In the listing below, pick out lines with "Core".

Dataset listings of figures
* * *
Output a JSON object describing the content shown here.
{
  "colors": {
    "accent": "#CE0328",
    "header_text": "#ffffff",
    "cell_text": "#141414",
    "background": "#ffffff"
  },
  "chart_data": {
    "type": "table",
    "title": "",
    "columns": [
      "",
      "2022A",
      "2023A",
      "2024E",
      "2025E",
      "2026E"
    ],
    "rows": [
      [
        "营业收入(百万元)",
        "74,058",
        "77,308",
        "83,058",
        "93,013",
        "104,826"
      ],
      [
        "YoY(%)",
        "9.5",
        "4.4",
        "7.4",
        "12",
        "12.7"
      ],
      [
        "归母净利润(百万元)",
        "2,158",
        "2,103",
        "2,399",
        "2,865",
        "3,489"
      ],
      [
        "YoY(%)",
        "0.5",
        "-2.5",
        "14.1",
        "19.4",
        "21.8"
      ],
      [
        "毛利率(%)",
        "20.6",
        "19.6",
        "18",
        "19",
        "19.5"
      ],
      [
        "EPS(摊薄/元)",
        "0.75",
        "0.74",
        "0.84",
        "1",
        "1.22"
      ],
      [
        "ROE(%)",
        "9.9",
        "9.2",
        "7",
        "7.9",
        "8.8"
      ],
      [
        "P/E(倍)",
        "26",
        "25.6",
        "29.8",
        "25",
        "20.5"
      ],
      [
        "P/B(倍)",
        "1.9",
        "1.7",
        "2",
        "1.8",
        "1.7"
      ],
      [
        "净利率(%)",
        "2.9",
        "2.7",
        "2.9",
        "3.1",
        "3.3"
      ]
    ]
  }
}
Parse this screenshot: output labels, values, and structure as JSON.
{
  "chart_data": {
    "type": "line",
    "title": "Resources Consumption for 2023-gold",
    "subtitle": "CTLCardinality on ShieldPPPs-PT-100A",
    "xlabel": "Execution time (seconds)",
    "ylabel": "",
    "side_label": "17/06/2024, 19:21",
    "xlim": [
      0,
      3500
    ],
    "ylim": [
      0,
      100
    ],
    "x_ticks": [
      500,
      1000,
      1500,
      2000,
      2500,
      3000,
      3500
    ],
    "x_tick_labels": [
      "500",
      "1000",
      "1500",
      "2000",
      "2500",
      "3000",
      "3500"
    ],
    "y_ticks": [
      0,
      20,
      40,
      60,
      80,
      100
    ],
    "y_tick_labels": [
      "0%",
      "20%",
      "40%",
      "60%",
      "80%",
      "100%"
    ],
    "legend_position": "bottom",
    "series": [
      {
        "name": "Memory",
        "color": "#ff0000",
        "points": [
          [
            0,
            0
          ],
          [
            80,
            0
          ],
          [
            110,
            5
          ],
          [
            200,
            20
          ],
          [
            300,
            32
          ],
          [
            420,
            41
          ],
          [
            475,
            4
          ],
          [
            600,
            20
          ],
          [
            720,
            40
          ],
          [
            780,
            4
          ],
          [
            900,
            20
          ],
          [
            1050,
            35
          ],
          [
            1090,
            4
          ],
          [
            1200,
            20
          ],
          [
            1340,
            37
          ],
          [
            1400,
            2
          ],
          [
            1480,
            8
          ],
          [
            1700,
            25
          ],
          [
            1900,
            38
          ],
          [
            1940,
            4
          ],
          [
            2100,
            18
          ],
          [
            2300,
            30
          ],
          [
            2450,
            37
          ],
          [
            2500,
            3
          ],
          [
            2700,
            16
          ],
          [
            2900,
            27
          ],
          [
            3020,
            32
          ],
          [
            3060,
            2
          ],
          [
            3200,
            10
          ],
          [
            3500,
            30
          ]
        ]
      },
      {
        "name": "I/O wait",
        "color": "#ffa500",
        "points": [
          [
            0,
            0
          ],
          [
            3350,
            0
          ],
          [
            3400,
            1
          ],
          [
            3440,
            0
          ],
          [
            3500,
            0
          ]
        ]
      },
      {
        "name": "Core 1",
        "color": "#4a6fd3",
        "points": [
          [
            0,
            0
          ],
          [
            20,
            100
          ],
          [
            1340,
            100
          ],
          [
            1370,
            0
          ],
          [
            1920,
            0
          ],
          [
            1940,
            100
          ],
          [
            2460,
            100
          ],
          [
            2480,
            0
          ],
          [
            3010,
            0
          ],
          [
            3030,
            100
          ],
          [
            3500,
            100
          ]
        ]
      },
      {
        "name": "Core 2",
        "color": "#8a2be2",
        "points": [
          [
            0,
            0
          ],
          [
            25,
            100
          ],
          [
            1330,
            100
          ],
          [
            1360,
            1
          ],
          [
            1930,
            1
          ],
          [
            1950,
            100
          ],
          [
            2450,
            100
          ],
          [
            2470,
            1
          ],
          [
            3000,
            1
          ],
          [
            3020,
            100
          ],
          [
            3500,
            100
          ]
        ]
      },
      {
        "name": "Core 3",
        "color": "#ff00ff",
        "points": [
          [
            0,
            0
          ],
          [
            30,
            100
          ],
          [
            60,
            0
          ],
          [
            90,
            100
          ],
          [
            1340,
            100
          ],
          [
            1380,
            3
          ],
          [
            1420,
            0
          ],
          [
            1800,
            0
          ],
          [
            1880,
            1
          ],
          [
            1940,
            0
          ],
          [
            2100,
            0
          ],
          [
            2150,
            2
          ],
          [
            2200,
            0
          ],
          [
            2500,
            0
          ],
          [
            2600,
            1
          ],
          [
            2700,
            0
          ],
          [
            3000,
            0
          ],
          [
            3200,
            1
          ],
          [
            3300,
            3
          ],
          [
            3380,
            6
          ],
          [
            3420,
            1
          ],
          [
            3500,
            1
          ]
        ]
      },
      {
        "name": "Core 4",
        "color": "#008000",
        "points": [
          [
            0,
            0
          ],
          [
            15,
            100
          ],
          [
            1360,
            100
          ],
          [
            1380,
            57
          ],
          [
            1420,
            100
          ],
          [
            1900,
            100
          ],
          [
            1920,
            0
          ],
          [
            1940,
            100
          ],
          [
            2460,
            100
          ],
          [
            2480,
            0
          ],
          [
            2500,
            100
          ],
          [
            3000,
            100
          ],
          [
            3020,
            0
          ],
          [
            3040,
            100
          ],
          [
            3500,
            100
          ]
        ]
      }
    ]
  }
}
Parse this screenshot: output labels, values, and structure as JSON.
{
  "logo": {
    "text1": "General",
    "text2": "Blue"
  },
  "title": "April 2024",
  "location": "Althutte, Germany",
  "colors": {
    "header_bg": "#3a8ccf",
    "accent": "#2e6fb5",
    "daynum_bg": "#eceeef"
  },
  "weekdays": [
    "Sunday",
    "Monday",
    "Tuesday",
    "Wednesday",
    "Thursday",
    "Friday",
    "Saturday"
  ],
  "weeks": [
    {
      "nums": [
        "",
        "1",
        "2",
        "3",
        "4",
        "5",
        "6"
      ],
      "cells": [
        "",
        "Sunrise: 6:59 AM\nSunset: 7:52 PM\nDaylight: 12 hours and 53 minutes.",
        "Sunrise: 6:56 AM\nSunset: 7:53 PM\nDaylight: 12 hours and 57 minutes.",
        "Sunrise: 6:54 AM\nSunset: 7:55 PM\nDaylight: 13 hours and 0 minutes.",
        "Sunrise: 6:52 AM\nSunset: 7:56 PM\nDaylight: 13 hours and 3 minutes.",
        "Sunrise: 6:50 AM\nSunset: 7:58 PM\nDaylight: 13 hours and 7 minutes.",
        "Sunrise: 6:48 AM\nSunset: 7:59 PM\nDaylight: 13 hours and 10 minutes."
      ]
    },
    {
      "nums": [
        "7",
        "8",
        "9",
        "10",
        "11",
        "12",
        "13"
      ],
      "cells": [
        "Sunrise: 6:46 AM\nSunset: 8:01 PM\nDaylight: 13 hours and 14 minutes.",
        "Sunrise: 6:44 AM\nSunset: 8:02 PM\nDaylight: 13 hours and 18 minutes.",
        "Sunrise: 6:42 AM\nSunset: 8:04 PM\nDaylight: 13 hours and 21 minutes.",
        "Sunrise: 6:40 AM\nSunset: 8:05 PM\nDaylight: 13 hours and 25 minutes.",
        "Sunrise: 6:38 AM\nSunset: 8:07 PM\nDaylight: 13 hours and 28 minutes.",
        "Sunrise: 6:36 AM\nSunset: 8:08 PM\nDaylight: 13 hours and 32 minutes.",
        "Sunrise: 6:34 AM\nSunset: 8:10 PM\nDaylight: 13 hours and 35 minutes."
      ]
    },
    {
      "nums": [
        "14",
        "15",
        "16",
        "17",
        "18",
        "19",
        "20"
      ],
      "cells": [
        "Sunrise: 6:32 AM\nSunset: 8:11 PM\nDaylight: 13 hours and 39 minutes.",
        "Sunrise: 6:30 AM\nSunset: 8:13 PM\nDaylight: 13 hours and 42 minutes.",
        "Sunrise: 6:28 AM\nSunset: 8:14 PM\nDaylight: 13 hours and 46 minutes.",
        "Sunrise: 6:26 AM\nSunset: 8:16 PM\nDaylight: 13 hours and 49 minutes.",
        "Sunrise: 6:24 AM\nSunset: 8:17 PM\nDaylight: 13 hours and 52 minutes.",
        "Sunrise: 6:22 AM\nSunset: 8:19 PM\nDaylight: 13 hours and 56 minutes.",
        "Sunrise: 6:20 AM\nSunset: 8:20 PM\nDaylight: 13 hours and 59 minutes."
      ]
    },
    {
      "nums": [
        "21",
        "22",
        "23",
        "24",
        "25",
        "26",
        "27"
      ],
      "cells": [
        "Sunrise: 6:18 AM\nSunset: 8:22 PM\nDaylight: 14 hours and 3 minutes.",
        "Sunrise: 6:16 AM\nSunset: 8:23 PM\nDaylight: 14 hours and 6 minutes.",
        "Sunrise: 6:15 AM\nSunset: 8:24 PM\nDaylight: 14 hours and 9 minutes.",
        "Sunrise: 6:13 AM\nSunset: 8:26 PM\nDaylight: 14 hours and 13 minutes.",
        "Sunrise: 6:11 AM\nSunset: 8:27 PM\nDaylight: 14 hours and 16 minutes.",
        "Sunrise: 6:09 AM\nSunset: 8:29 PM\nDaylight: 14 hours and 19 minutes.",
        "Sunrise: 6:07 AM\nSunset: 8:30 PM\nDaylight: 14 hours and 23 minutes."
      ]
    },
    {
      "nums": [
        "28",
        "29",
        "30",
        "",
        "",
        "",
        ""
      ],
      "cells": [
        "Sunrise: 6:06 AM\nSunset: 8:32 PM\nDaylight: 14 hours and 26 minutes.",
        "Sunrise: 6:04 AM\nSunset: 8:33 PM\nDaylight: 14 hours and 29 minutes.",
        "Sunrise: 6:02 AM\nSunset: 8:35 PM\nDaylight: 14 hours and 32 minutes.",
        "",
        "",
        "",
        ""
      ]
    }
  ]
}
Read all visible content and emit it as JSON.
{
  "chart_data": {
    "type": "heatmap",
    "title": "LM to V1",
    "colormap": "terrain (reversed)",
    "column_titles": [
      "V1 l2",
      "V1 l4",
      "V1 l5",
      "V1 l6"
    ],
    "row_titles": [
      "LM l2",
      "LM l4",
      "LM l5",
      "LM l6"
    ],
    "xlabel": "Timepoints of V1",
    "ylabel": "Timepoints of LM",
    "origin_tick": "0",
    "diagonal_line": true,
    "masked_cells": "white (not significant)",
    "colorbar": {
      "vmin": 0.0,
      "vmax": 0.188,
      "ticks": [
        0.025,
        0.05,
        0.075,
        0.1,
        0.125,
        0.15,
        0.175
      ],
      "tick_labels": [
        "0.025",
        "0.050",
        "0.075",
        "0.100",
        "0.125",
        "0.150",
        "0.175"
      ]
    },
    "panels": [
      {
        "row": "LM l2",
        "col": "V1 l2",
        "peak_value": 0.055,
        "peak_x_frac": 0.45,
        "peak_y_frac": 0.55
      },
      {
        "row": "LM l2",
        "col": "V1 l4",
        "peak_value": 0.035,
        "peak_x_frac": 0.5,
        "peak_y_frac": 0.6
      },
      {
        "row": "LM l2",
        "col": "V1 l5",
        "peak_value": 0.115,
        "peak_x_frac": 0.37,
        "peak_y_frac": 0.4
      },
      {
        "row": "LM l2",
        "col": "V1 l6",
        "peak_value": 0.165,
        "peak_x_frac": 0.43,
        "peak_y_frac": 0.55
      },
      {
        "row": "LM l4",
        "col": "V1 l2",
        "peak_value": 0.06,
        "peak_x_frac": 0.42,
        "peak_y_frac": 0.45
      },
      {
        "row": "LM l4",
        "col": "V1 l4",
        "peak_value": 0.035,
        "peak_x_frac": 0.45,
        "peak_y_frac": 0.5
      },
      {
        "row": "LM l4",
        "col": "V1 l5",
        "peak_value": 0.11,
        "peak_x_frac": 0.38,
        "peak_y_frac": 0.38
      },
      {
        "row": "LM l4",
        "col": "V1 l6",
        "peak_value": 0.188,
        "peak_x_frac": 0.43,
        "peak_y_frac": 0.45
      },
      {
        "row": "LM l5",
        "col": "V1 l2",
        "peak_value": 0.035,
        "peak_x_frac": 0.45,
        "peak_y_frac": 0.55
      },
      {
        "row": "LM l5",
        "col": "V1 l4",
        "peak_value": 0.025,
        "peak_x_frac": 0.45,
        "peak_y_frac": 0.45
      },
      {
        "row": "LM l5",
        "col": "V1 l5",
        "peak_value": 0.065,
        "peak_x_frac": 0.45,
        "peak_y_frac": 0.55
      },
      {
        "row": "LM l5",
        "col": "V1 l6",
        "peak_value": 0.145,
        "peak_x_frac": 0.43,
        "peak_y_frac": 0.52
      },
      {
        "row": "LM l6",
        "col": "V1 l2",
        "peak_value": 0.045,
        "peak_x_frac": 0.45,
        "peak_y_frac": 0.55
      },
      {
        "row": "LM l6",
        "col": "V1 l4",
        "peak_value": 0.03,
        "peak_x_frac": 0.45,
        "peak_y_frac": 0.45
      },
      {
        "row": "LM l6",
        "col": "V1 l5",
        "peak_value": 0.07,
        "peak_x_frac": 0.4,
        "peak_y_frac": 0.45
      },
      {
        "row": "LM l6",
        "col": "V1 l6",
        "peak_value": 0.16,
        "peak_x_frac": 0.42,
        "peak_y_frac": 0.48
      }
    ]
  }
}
* * *
- _Output for this task_
        "name": "Core 1",
        "name": "Core 2",
        "name": "Core 3",
        "name": "Core 4",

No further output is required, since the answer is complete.